■ Task material:
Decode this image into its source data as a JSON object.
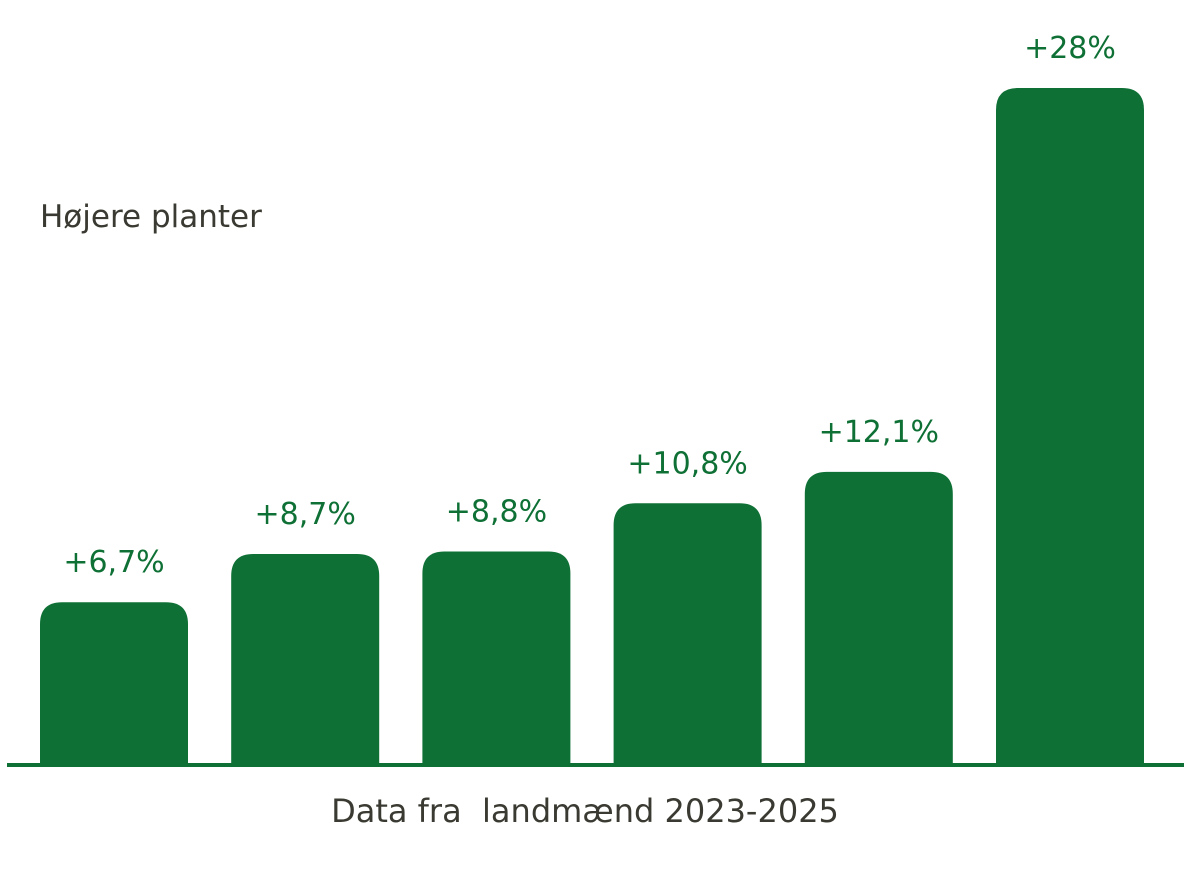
{
  "chart_data": {
    "type": "bar",
    "title": "Højere planter",
    "xlabel": "Data fra  landmænd 2023-2025",
    "ylabel": "",
    "categories": [
      "",
      "",
      "",
      "",
      "",
      ""
    ],
    "values": [
      6.7,
      8.7,
      8.8,
      10.8,
      12.1,
      28
    ],
    "value_labels": [
      "+6,7%",
      "+8,7%",
      "+8,8%",
      "+10,8%",
      "+12,1%",
      "+28%"
    ],
    "ylim": [
      0,
      28
    ],
    "grid": false,
    "legend": "none",
    "colors": {
      "bar": "#0e7035",
      "label": "#0e7035",
      "text": "#3a3a32",
      "axis": "#0e7035"
    }
  }
}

■ Exercise details: Please write out all of the material above without changing a word, and omit any pictures.

■ Reply to the exercise:
Decode this image into its source data as a JSON object.
{
  "chart_data": {
    "type": "bar",
    "title": "Højere planter",
    "xlabel": "Data fra  landmænd 2023-2025",
    "ylabel": "",
    "categories": [
      "",
      "",
      "",
      "",
      "",
      ""
    ],
    "values": [
      6.7,
      8.7,
      8.8,
      10.8,
      12.1,
      28
    ],
    "value_labels": [
      "+6,7%",
      "+8,7%",
      "+8,8%",
      "+10,8%",
      "+12,1%",
      "+28%"
    ],
    "ylim": [
      0,
      28
    ],
    "grid": false,
    "legend": "none",
    "colors": {
      "bar": "#0e7035",
      "label": "#0e7035",
      "text": "#3a3a32",
      "axis": "#0e7035"
    }
  }
}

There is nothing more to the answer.